▸ TO BE DONE:
Your task is to quote the material that follows, in full and exactly.

▸ RAW RECORDS:
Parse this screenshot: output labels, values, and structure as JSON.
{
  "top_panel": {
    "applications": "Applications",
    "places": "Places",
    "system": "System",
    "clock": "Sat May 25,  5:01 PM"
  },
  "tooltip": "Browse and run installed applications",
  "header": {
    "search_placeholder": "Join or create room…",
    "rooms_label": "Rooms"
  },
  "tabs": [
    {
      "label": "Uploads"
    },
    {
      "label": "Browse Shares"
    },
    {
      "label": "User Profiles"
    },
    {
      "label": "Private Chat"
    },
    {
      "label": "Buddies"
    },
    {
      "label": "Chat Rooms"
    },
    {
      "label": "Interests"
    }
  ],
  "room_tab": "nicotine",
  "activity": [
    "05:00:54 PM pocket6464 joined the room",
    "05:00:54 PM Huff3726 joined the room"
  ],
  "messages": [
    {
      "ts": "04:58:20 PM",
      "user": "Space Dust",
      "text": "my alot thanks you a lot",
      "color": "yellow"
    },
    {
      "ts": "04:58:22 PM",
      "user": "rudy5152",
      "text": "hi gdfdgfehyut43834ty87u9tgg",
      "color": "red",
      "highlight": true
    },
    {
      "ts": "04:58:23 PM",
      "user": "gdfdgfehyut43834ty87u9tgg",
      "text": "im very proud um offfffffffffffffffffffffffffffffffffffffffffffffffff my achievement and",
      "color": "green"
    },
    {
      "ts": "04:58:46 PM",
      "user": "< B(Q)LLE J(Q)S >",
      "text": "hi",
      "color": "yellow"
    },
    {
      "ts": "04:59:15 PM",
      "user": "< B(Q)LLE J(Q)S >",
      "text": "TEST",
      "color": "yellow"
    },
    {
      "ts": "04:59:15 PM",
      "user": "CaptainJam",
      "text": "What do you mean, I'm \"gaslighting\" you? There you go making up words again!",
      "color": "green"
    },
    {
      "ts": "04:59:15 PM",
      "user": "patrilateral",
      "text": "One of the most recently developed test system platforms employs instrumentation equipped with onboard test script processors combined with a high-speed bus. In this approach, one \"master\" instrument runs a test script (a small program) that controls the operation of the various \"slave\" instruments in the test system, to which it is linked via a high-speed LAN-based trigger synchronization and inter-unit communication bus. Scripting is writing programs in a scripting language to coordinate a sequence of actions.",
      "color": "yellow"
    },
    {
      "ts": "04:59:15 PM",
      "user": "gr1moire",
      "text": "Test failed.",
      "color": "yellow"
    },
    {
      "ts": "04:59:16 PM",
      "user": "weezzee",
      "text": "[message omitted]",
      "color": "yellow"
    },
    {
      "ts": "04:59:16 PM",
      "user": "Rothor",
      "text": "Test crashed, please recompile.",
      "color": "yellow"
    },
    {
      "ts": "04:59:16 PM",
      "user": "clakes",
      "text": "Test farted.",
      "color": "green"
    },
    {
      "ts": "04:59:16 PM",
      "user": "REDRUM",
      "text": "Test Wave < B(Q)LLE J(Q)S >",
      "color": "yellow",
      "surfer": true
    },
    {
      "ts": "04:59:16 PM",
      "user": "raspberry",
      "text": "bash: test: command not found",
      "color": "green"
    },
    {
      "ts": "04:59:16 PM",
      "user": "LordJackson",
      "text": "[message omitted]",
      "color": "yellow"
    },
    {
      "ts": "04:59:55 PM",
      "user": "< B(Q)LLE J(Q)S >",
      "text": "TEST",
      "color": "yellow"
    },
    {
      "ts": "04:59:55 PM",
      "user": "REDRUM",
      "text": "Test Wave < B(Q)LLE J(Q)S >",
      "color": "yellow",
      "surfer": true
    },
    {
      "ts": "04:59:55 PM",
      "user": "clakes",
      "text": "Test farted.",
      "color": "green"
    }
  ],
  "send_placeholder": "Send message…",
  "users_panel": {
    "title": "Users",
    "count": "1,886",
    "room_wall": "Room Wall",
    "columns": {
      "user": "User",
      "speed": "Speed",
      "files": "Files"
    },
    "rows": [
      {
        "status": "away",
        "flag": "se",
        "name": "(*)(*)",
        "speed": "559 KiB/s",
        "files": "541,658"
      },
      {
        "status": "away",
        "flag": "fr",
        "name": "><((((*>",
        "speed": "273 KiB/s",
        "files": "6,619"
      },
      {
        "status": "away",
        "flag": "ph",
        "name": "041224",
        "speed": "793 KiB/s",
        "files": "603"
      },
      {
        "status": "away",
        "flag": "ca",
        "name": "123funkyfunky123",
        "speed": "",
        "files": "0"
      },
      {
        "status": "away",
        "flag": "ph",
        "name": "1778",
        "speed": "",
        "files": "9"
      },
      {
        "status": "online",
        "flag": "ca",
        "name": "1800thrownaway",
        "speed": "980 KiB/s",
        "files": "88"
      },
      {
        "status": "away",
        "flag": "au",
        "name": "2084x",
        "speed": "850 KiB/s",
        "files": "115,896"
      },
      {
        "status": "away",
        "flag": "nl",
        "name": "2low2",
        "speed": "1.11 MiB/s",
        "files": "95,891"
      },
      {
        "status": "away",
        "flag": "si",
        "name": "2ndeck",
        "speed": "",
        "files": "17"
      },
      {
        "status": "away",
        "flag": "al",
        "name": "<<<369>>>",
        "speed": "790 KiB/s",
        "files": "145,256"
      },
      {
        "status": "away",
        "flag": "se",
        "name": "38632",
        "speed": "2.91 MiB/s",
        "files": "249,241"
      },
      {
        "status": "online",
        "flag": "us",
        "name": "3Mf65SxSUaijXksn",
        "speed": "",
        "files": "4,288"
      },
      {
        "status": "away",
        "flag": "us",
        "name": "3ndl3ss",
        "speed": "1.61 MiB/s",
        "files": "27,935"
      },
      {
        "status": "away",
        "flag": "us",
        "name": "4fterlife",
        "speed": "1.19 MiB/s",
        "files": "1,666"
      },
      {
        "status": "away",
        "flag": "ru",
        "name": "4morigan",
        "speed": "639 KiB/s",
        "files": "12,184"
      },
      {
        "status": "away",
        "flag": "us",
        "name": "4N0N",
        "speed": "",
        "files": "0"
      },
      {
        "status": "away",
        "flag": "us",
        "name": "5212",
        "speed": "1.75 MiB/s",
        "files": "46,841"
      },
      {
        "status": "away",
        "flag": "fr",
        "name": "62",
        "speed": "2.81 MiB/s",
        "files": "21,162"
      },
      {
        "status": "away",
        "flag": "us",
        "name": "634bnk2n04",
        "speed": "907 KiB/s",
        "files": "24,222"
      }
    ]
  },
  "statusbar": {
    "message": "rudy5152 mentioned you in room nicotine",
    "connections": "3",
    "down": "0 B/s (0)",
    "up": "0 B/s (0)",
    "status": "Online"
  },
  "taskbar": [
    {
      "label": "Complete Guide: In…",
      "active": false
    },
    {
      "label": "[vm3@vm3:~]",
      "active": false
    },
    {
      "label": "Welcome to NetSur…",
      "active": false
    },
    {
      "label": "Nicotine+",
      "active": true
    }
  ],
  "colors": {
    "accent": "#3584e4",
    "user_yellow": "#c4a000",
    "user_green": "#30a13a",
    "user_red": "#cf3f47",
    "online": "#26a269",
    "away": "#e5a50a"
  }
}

▸ EXERCISE RESULT:
Parse this screenshot: output labels, values, and structure as JSON.
{
  "top_panel": {
    "applications": "Applications",
    "places": "Places",
    "system": "System",
    "clock": "Sat May 25,  5:01 PM"
  },
  "tooltip": "Browse and run installed applications",
  "header": {
    "search_placeholder": "Join or create room…",
    "rooms_label": "Rooms"
  },
  "tabs": [
    {
      "label": "Uploads"
    },
    {
      "label": "Browse Shares"
    },
    {
      "label": "User Profiles"
    },
    {
      "label": "Private Chat"
    },
    {
      "label": "Buddies"
    },
    {
      "label": "Chat Rooms"
    },
    {
      "label": "Interests"
    }
  ],
  "room_tab": "nicotine",
  "activity": [
    "05:00:54 PM pocket6464 joined the room",
    "05:00:54 PM Huff3726 joined the room"
  ],
  "messages": [
    {
      "ts": "04:58:20 PM",
      "user": "Space Dust",
      "text": "my alot thanks you a lot",
      "color": "yellow"
    },
    {
      "ts": "04:58:22 PM",
      "user": "rudy5152",
      "text": "hi gdfdgfehyut43834ty87u9tgg",
      "color": "red",
      "highlight": true
    },
    {
      "ts": "04:58:23 PM",
      "user": "gdfdgfehyut43834ty87u9tgg",
      "text": "im very proud um offfffffffffffffffffffffffffffffffffffffffffffffffff my achievement and",
      "color": "green"
    },
    {
      "ts": "04:58:46 PM",
      "user": "< B(Q)LLE J(Q)S >",
      "text": "hi",
      "color": "yellow"
    },
    {
      "ts": "04:59:15 PM",
      "user": "< B(Q)LLE J(Q)S >",
      "text": "TEST",
      "color": "yellow"
    },
    {
      "ts": "04:59:15 PM",
      "user": "CaptainJam",
      "text": "What do you mean, I'm \"gaslighting\" you? There you go making up words again!",
      "color": "green"
    },
    {
      "ts": "04:59:15 PM",
      "user": "patrilateral",
      "text": "One of the most recently developed test system platforms employs instrumentation equipped with onboard test script processors combined with a high-speed bus. In this approach, one \"master\" instrument runs a test script (a small program) that controls the operation of the various \"slave\" instruments in the test system, to which it is linked via a high-speed LAN-based trigger synchronization and inter-unit communication bus. Scripting is writing programs in a scripting language to coordinate a sequence of actions.",
      "color": "yellow"
    },
    {
      "ts": "04:59:15 PM",
      "user": "gr1moire",
      "text": "Test failed.",
      "color": "yellow"
    },
    {
      "ts": "04:59:16 PM",
      "user": "weezzee",
      "text": "[message omitted]",
      "color": "yellow"
    },
    {
      "ts": "04:59:16 PM",
      "user": "Rothor",
      "text": "Test crashed, please recompile.",
      "color": "yellow"
    },
    {
      "ts": "04:59:16 PM",
      "user": "clakes",
      "text": "Test farted.",
      "color": "green"
    },
    {
      "ts": "04:59:16 PM",
      "user": "REDRUM",
      "text": "Test Wave < B(Q)LLE J(Q)S >",
      "color": "yellow",
      "surfer": true
    },
    {
      "ts": "04:59:16 PM",
      "user": "raspberry",
      "text": "bash: test: command not found",
      "color": "green"
    },
    {
      "ts": "04:59:16 PM",
      "user": "LordJackson",
      "text": "[message omitted]",
      "color": "yellow"
    },
    {
      "ts": "04:59:55 PM",
      "user": "< B(Q)LLE J(Q)S >",
      "text": "TEST",
      "color": "yellow"
    },
    {
      "ts": "04:59:55 PM",
      "user": "REDRUM",
      "text": "Test Wave < B(Q)LLE J(Q)S >",
      "color": "yellow",
      "surfer": true
    },
    {
      "ts": "04:59:55 PM",
      "user": "clakes",
      "text": "Test farted.",
      "color": "green"
    }
  ],
  "send_placeholder": "Send message…",
  "users_panel": {
    "title": "Users",
    "count": "1,886",
    "room_wall": "Room Wall",
    "columns": {
      "user": "User",
      "speed": "Speed",
      "files": "Files"
    },
    "rows": [
      {
        "status": "away",
        "flag": "se",
        "name": "(*)(*)",
        "speed": "559 KiB/s",
        "files": "541,658"
      },
      {
        "status": "away",
        "flag": "fr",
        "name": "><((((*>",
        "speed": "273 KiB/s",
        "files": "6,619"
      },
      {
        "status": "away",
        "flag": "ph",
        "name": "041224",
        "speed": "793 KiB/s",
        "files": "603"
      },
      {
        "status": "away",
        "flag": "ca",
        "name": "123funkyfunky123",
        "speed": "",
        "files": "0"
      },
      {
        "status": "away",
        "flag": "ph",
        "name": "1778",
        "speed": "",
        "files": "9"
      },
      {
        "status": "online",
        "flag": "ca",
        "name": "1800thrownaway",
        "speed": "980 KiB/s",
        "files": "88"
      },
      {
        "status": "away",
        "flag": "au",
        "name": "2084x",
        "speed": "850 KiB/s",
        "files": "115,896"
      },
      {
        "status": "away",
        "flag": "nl",
        "name": "2low2",
        "speed": "1.11 MiB/s",
        "files": "95,891"
      },
      {
        "status": "away",
        "flag": "si",
        "name": "2ndeck",
        "speed": "",
        "files": "17"
      },
      {
        "status": "away",
        "flag": "al",
        "name": "<<<369>>>",
        "speed": "790 KiB/s",
        "files": "145,256"
      },
      {
        "status": "away",
        "flag": "se",
        "name": "38632",
        "speed": "2.91 MiB/s",
        "files": "249,241"
      },
      {
        "status": "online",
        "flag": "us",
        "name": "3Mf65SxSUaijXksn",
        "speed": "",
        "files": "4,288"
      },
      {
        "status": "away",
        "flag": "us",
        "name": "3ndl3ss",
        "speed": "1.61 MiB/s",
        "files": "27,935"
      },
      {
        "status": "away",
        "flag": "us",
        "name": "4fterlife",
        "speed": "1.19 MiB/s",
        "files": "1,666"
      },
      {
        "status": "away",
        "flag": "ru",
        "name": "4morigan",
        "speed": "639 KiB/s",
        "files": "12,184"
      },
      {
        "status": "away",
        "flag": "us",
        "name": "4N0N",
        "speed": "",
        "files": "0"
      },
      {
        "status": "away",
        "flag": "us",
        "name": "5212",
        "speed": "1.75 MiB/s",
        "files": "46,841"
      },
      {
        "status": "away",
        "flag": "fr",
        "name": "62",
        "speed": "2.81 MiB/s",
        "files": "21,162"
      },
      {
        "status": "away",
        "flag": "us",
        "name": "634bnk2n04",
        "speed": "907 KiB/s",
        "files": "24,222"
      }
    ]
  },
  "statusbar": {
    "message": "rudy5152 mentioned you in room nicotine",
    "connections": "3",
    "down": "0 B/s (0)",
    "up": "0 B/s (0)",
    "status": "Online"
  },
  "taskbar": [
    {
      "label": "Complete Guide: In…",
      "active": false
    },
    {
      "label": "[vm3@vm3:~]",
      "active": false
    },
    {
      "label": "Welcome to NetSur…",
      "active": false
    },
    {
      "label": "Nicotine+",
      "active": true
    }
  ],
  "colors": {
    "accent": "#3584e4",
    "user_yellow": "#c4a000",
    "user_green": "#30a13a",
    "user_red": "#cf3f47",
    "online": "#26a269",
    "away": "#e5a50a"
  }
}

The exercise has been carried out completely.